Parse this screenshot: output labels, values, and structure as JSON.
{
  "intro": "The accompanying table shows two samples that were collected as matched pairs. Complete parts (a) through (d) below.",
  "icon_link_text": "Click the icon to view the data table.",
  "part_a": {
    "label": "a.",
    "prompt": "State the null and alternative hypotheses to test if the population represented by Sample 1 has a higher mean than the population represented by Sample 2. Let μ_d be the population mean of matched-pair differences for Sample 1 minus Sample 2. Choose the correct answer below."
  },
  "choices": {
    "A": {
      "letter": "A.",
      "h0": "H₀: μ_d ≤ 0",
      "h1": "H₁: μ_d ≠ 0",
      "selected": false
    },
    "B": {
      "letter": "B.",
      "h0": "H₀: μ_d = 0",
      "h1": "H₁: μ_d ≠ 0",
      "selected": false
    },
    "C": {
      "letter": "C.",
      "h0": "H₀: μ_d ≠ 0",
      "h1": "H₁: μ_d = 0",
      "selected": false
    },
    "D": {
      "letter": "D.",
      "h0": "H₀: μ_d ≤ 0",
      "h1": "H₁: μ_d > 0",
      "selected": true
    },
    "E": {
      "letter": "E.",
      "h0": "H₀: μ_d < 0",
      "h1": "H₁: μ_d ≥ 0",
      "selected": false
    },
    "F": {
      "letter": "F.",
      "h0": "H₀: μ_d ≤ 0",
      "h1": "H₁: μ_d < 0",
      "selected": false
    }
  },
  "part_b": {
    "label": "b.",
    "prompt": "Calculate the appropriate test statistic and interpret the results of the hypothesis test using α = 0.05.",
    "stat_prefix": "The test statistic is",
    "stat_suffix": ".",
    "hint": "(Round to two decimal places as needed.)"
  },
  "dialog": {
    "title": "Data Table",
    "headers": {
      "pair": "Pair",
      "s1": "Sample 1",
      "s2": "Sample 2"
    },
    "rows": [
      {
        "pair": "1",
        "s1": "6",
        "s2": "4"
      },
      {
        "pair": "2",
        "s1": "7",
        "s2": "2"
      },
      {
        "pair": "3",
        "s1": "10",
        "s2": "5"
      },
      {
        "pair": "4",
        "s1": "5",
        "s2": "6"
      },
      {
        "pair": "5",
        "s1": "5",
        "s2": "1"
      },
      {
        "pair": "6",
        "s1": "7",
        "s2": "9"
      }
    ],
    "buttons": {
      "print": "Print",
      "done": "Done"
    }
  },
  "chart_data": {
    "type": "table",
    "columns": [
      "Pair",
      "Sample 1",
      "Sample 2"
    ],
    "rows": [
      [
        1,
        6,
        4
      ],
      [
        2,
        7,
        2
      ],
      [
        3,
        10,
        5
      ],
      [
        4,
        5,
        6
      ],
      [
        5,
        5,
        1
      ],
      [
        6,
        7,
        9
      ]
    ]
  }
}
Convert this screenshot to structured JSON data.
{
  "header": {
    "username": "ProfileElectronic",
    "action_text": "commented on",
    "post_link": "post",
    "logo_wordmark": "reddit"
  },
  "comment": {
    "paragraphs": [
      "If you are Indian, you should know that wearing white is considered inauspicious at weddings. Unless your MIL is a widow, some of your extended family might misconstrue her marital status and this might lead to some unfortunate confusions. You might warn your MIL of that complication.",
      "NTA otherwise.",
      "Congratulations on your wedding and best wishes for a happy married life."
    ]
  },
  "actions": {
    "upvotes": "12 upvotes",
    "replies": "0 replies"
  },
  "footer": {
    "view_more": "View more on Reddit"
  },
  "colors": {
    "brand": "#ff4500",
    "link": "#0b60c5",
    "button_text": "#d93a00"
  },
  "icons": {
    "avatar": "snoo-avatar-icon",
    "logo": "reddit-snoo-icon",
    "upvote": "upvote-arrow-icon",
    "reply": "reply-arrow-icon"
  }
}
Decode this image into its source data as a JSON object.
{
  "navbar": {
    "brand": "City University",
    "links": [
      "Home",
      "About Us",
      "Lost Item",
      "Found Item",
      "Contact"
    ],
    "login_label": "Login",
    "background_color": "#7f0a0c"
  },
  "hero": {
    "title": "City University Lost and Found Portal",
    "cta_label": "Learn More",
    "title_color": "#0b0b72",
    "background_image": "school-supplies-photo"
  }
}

▶ **PROBLEM REQUIREMENTS**
Copy the entries above exactly, leaving none out.

▶ **RESULT OF THIS EXERCISE**
Parse this screenshot: output labels, values, and structure as JSON.
{
  "intro": "The accompanying table shows two samples that were collected as matched pairs. Complete parts (a) through (d) below.",
  "icon_link_text": "Click the icon to view the data table.",
  "part_a": {
    "label": "a.",
    "prompt": "State the null and alternative hypotheses to test if the population represented by Sample 1 has a higher mean than the population represented by Sample 2. Let μ_d be the population mean of matched-pair differences for Sample 1 minus Sample 2. Choose the correct answer below."
  },
  "choices": {
    "A": {
      "letter": "A.",
      "h0": "H₀: μ_d ≤ 0",
      "h1": "H₁: μ_d ≠ 0",
      "selected": false
    },
    "B": {
      "letter": "B.",
      "h0": "H₀: μ_d = 0",
      "h1": "H₁: μ_d ≠ 0",
      "selected": false
    },
    "C": {
      "letter": "C.",
      "h0": "H₀: μ_d ≠ 0",
      "h1": "H₁: μ_d = 0",
      "selected": false
    },
    "D": {
      "letter": "D.",
      "h0": "H₀: μ_d ≤ 0",
      "h1": "H₁: μ_d > 0",
      "selected": true
    },
    "E": {
      "letter": "E.",
      "h0": "H₀: μ_d < 0",
      "h1": "H₁: μ_d ≥ 0",
      "selected": false
    },
    "F": {
      "letter": "F.",
      "h0": "H₀: μ_d ≤ 0",
      "h1": "H₁: μ_d < 0",
      "selected": false
    }
  },
  "part_b": {
    "label": "b.",
    "prompt": "Calculate the appropriate test statistic and interpret the results of the hypothesis test using α = 0.05.",
    "stat_prefix": "The test statistic is",
    "stat_suffix": ".",
    "hint": "(Round to two decimal places as needed.)"
  },
  "dialog": {
    "title": "Data Table",
    "headers": {
      "pair": "Pair",
      "s1": "Sample 1",
      "s2": "Sample 2"
    },
    "rows": [
      {
        "pair": "1",
        "s1": "6",
        "s2": "4"
      },
      {
        "pair": "2",
        "s1": "7",
        "s2": "2"
      },
      {
        "pair": "3",
        "s1": "10",
        "s2": "5"
      },
      {
        "pair": "4",
        "s1": "5",
        "s2": "6"
      },
      {
        "pair": "5",
        "s1": "5",
        "s2": "1"
      },
      {
        "pair": "6",
        "s1": "7",
        "s2": "9"
      }
    ],
    "buttons": {
      "print": "Print",
      "done": "Done"
    }
  },
  "chart_data": {
    "type": "table",
    "columns": [
      "Pair",
      "Sample 1",
      "Sample 2"
    ],
    "rows": [
      [
        1,
        6,
        4
      ],
      [
        2,
        7,
        2
      ],
      [
        3,
        10,
        5
      ],
      [
        4,
        5,
        6
      ],
      [
        5,
        5,
        1
      ],
      [
        6,
        7,
        9
      ]
    ]
  }
}
Convert this screenshot to structured JSON data.
{
  "header": {
    "username": "ProfileElectronic",
    "action_text": "commented on",
    "post_link": "post",
    "logo_wordmark": "reddit"
  },
  "comment": {
    "paragraphs": [
      "If you are Indian, you should know that wearing white is considered inauspicious at weddings. Unless your MIL is a widow, some of your extended family might misconstrue her marital status and this might lead to some unfortunate confusions. You might warn your MIL of that complication.",
      "NTA otherwise.",
      "Congratulations on your wedding and best wishes for a happy married life."
    ]
  },
  "actions": {
    "upvotes": "12 upvotes",
    "replies": "0 replies"
  },
  "footer": {
    "view_more": "View more on Reddit"
  },
  "colors": {
    "brand": "#ff4500",
    "link": "#0b60c5",
    "button_text": "#d93a00"
  },
  "icons": {
    "avatar": "snoo-avatar-icon",
    "logo": "reddit-snoo-icon",
    "upvote": "upvote-arrow-icon",
    "reply": "reply-arrow-icon"
  }
}
Decode this image into its source data as a JSON object.
{
  "navbar": {
    "brand": "City University",
    "links": [
      "Home",
      "About Us",
      "Lost Item",
      "Found Item",
      "Contact"
    ],
    "login_label": "Login",
    "background_color": "#7f0a0c"
  },
  "hero": {
    "title": "City University Lost and Found Portal",
    "cta_label": "Learn More",
    "title_color": "#0b0b72",
    "background_image": "school-supplies-photo"
  }
}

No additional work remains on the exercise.